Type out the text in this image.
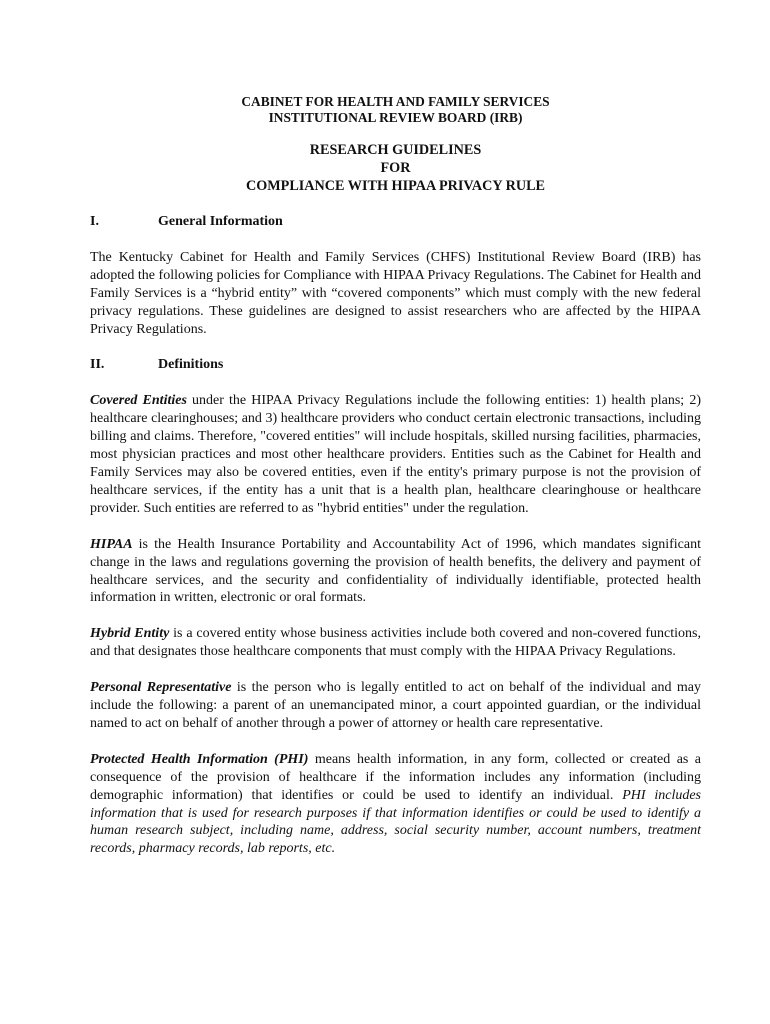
CABINET FOR HEALTH AND FAMILY SERVICES
INSTITUTIONAL REVIEW BOARD (IRB)
RESEARCH GUIDELINES
FOR
COMPLIANCE WITH HIPAA PRIVACY RULE
I.	General Information
The Kentucky Cabinet for Health and Family Services (CHFS) Institutional Review Board (IRB) has adopted the following policies for Compliance with HIPAA Privacy Regulations. The Cabinet for Health and Family Services is a “hybrid entity” with “covered components” which must comply with the new federal privacy regulations. These guidelines are designed to assist researchers who are affected by the HIPAA Privacy Regulations.
II.	Definitions
Covered Entities under the HIPAA Privacy Regulations include the following entities: 1) health plans; 2) healthcare clearinghouses; and 3) healthcare providers who conduct certain electronic transactions, including billing and claims. Therefore, "covered entities" will include hospitals, skilled nursing facilities, pharmacies, most physician practices and most other healthcare providers. Entities such as the Cabinet for Health and Family Services may also be covered entities, even if the entity's primary purpose is not the provision of healthcare services, if the entity has a unit that is a health plan, healthcare clearinghouse or healthcare provider. Such entities are referred to as "hybrid entities" under the regulation.
HIPAA is the Health Insurance Portability and Accountability Act of 1996, which mandates significant change in the laws and regulations governing the provision of health benefits, the delivery and payment of healthcare services, and the security and confidentiality of individually identifiable, protected health information in written, electronic or oral formats.
Hybrid Entity is a covered entity whose business activities include both covered and non-covered functions, and that designates those healthcare components that must comply with the HIPAA Privacy Regulations.
Personal Representative is the person who is legally entitled to act on behalf of the individual and may include the following: a parent of an unemancipated minor, a court appointed guardian, or the individual named to act on behalf of another through a power of attorney or health care representative.
Protected Health Information (PHI) means health information, in any form, collected or created as a consequence of the provision of healthcare if the information includes any information (including demographic information) that identifies or could be used to identify an individual. PHI includes information that is used for research purposes if that information identifies or could be used to identify a human research subject, including name, address, social security number, account numbers, treatment records, pharmacy records, lab reports, etc.
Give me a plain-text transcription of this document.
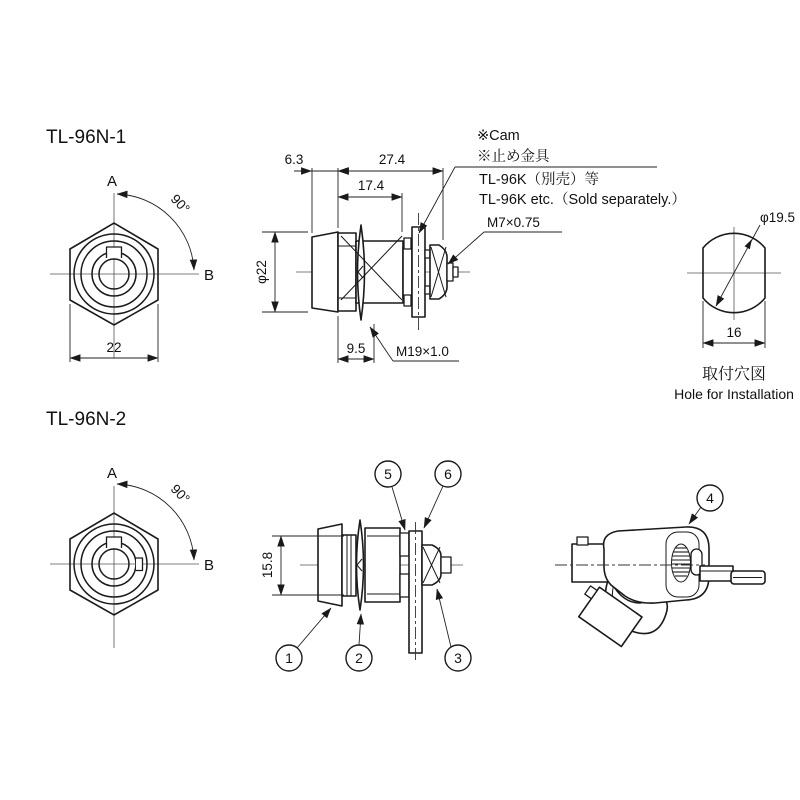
TL-96N-1
A
B
90°
22
6.3	27.4
17.4
φ22
9.5 M19×1.0
M7×0.75
※Cam
※止め金具
TL-96K（別売）等
TL-96K etc.（Sold separately.）
φ19.5
16
取付穴図
Hole for Installation
TL-96N-2
A
B
90°
15.8
1	2	3
5	6
4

■ ■ ■ ■

STATED GOAL: Reproduce each entry precisely, dropping only the pictures.

THE REPLY:
Type out the text in this image.
CABINET FOR HEALTH AND FAMILY SERVICES
INSTITUTIONAL REVIEW BOARD (IRB)
RESEARCH GUIDELINES
FOR
COMPLIANCE WITH HIPAA PRIVACY RULE
I.	General Information
The Kentucky Cabinet for Health and Family Services (CHFS) Institutional Review Board (IRB) has adopted the following policies for Compliance with HIPAA Privacy Regulations. The Cabinet for Health and Family Services is a “hybrid entity” with “covered components” which must comply with the new federal privacy regulations. These guidelines are designed to assist researchers who are affected by the HIPAA Privacy Regulations.
II.	Definitions
Covered Entities under the HIPAA Privacy Regulations include the following entities: 1) health plans; 2) healthcare clearinghouses; and 3) healthcare providers who conduct certain electronic transactions, including billing and claims. Therefore, "covered entities" will include hospitals, skilled nursing facilities, pharmacies, most physician practices and most other healthcare providers. Entities such as the Cabinet for Health and Family Services may also be covered entities, even if the entity's primary purpose is not the provision of healthcare services, if the entity has a unit that is a health plan, healthcare clearinghouse or healthcare provider. Such entities are referred to as "hybrid entities" under the regulation.
HIPAA is the Health Insurance Portability and Accountability Act of 1996, which mandates significant change in the laws and regulations governing the provision of health benefits, the delivery and payment of healthcare services, and the security and confidentiality of individually identifiable, protected health information in written, electronic or oral formats.
Hybrid Entity is a covered entity whose business activities include both covered and non-covered functions, and that designates those healthcare components that must comply with the HIPAA Privacy Regulations.
Personal Representative is the person who is legally entitled to act on behalf of the individual and may include the following: a parent of an unemancipated minor, a court appointed guardian, or the individual named to act on behalf of another through a power of attorney or health care representative.
Protected Health Information (PHI) means health information, in any form, collected or created as a consequence of the provision of healthcare if the information includes any information (including demographic information) that identifies or could be used to identify an individual. PHI includes information that is used for research purposes if that information identifies or could be used to identify a human research subject, including name, address, social security number, account numbers, treatment records, pharmacy records, lab reports, etc.
Give me a plain-text transcription of this document.
TL-96N-1
A
B
90°
22
6.3	27.4
17.4
φ22
9.5 M19×1.0
M7×0.75
※Cam
※止め金具
TL-96K（別売）等
TL-96K etc.（Sold separately.）
φ19.5
16
取付穴図
Hole for Installation
TL-96N-2
A
B
90°
15.8
1	2	3
5	6
4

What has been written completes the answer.